[BEGIN Stored rows]

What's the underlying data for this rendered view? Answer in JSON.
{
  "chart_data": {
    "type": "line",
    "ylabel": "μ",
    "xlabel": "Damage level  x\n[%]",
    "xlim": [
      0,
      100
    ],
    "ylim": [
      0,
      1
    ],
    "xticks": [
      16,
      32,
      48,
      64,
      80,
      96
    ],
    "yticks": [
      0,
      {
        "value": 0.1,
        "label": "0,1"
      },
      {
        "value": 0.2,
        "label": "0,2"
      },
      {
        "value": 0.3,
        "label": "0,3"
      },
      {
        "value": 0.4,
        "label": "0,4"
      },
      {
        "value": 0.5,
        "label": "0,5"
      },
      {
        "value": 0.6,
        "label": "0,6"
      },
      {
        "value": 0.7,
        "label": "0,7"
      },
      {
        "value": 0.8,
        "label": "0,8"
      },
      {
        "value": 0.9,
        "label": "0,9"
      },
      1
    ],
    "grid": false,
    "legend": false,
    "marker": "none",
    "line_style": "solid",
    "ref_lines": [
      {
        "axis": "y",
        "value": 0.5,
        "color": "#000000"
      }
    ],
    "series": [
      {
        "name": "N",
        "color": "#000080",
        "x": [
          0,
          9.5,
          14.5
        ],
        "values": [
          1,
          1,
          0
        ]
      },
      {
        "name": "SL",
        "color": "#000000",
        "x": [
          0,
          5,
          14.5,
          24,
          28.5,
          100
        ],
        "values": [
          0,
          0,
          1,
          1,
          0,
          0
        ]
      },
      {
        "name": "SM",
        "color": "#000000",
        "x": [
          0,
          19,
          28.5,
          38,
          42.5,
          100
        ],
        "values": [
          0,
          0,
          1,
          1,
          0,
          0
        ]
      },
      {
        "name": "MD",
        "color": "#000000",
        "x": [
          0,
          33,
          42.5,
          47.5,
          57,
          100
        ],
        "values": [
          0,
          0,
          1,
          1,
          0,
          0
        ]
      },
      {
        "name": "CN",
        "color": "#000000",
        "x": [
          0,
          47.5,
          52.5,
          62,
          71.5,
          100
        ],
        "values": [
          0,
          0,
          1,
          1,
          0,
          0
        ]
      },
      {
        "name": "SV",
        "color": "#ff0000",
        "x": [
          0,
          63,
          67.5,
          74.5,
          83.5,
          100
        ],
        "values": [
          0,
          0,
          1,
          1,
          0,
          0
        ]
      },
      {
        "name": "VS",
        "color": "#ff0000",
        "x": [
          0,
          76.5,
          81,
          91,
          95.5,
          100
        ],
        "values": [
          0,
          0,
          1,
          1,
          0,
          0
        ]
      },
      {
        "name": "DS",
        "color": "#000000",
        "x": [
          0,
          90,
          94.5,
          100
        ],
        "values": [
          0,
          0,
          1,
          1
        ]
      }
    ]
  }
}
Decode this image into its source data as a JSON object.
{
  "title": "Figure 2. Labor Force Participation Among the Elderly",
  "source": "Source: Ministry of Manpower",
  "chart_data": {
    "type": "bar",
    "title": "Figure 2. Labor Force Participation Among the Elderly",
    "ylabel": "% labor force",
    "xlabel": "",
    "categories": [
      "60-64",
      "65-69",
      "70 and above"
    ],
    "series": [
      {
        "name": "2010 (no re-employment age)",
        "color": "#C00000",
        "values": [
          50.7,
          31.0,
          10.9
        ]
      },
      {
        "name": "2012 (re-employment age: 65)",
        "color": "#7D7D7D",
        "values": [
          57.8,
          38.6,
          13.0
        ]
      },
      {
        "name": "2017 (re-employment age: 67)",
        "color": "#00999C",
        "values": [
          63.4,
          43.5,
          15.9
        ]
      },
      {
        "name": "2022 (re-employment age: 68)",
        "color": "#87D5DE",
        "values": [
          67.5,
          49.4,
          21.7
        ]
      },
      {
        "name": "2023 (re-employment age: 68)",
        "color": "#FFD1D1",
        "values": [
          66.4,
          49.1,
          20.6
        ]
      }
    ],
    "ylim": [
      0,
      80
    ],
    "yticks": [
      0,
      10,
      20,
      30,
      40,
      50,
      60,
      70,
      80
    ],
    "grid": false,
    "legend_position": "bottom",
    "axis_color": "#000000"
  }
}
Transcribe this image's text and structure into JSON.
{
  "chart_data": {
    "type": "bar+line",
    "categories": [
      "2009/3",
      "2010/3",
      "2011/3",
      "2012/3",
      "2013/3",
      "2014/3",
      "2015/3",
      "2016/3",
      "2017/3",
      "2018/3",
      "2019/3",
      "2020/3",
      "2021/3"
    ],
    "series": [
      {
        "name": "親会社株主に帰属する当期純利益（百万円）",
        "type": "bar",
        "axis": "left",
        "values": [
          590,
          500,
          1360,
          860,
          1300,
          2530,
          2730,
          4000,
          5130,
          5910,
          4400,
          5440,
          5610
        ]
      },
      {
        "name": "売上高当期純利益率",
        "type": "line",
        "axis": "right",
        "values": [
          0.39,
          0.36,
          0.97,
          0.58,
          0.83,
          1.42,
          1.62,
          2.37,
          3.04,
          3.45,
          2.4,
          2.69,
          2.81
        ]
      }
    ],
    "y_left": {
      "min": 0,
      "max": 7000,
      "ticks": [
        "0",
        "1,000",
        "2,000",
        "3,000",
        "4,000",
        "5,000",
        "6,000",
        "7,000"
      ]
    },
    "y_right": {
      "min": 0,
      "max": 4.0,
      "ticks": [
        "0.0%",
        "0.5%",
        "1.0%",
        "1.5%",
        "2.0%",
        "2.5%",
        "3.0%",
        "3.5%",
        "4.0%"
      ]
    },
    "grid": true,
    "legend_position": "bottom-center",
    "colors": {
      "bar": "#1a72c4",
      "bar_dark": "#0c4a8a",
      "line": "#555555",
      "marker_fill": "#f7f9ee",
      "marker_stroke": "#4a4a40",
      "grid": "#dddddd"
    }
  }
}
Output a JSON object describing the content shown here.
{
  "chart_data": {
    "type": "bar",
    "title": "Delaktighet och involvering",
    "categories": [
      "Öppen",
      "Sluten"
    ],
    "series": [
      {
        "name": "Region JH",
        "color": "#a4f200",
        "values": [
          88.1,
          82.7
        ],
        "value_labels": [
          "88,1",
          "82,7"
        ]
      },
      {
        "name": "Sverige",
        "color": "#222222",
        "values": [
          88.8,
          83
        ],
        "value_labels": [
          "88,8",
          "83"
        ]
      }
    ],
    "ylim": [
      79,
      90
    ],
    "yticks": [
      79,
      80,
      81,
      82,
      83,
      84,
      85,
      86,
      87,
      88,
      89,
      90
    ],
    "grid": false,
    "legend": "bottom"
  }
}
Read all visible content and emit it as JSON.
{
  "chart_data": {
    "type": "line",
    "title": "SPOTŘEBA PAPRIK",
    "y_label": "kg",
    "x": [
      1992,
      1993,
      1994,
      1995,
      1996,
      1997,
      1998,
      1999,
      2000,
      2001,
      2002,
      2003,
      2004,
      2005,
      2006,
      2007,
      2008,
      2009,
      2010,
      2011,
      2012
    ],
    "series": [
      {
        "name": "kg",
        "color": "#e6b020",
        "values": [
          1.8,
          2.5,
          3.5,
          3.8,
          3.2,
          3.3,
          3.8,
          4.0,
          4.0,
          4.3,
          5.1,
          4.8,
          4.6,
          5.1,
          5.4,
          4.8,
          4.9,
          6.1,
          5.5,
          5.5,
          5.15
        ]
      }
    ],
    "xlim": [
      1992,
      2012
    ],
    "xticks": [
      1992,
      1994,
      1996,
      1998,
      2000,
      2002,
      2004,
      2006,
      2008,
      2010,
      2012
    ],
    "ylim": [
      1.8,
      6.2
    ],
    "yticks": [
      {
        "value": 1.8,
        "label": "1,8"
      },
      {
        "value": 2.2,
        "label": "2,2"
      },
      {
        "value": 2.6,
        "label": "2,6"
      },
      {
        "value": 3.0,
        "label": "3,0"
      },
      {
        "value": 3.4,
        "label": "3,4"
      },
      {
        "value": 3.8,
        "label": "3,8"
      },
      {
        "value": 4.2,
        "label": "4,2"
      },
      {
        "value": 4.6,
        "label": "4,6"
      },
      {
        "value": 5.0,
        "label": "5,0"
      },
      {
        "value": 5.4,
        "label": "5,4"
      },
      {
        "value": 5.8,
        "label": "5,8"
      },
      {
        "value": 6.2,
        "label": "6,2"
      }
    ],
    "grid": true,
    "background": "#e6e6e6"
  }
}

[END Stored rows]

In the material above, find the lines that contain "type" and show them.

__Task answer__
    "type": "line",
    "type": "bar",
    "type": "bar+line",
        "type": "bar",
        "type": "line",
    "type": "bar",
    "type": "line",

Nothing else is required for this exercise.